The task: All lines in which the word "cięcia" occurs are to be extracted.

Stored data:
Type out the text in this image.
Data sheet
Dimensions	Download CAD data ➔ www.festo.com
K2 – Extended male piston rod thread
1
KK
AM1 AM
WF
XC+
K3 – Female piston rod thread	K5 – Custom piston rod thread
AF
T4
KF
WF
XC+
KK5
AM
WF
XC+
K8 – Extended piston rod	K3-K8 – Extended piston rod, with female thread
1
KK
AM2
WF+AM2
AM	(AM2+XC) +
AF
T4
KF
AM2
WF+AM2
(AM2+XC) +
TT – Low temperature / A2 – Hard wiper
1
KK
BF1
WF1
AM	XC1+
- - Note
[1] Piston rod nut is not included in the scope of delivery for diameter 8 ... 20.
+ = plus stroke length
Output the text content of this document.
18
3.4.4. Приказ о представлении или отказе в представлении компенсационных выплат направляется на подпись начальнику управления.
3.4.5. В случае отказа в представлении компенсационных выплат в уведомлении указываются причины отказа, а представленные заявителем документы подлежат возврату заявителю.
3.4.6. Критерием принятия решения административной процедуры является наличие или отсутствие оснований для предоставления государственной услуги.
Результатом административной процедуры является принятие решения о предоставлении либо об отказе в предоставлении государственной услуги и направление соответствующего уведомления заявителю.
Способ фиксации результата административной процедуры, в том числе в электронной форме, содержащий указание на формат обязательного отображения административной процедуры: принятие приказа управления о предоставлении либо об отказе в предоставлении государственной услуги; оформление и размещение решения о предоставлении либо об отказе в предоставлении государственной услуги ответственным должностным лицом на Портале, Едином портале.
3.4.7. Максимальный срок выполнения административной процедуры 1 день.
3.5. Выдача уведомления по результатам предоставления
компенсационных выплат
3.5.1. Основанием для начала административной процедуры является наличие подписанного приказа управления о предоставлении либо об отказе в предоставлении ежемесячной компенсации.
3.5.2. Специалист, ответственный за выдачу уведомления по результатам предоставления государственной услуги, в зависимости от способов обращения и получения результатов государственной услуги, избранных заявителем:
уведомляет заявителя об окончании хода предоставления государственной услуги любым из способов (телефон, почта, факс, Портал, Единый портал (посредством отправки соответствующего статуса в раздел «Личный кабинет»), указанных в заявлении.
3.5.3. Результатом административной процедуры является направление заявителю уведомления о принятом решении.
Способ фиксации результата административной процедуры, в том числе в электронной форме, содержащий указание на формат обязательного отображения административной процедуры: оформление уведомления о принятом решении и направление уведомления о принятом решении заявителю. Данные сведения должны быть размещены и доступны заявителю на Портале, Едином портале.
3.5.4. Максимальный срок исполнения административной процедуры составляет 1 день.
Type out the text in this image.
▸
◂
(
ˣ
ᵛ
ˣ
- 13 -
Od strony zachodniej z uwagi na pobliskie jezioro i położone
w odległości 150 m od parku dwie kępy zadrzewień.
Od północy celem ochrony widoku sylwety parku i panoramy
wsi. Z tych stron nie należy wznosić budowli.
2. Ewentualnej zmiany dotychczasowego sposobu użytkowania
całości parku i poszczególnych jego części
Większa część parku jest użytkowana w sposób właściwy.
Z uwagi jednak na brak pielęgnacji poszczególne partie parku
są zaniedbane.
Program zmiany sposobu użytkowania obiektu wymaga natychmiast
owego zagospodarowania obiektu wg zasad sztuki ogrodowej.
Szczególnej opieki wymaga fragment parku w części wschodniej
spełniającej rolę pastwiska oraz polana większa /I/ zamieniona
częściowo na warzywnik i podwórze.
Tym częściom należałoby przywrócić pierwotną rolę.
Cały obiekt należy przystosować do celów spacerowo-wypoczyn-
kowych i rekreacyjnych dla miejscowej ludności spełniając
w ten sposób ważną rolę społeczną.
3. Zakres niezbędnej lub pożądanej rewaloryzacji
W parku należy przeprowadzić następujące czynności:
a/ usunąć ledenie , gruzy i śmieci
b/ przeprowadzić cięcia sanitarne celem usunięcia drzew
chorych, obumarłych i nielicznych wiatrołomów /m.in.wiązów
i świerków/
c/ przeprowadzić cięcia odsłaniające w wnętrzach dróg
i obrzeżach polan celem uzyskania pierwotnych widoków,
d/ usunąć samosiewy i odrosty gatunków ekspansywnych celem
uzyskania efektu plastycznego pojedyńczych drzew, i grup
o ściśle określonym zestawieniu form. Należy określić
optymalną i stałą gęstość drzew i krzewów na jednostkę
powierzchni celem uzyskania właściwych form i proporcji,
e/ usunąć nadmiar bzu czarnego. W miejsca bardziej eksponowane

Exercise output:
b/ przeprowadzić cięcia sanitarne celem usunięcia drzew
c/ przeprowadzić cięcia odsłaniające w wnętrzach dróg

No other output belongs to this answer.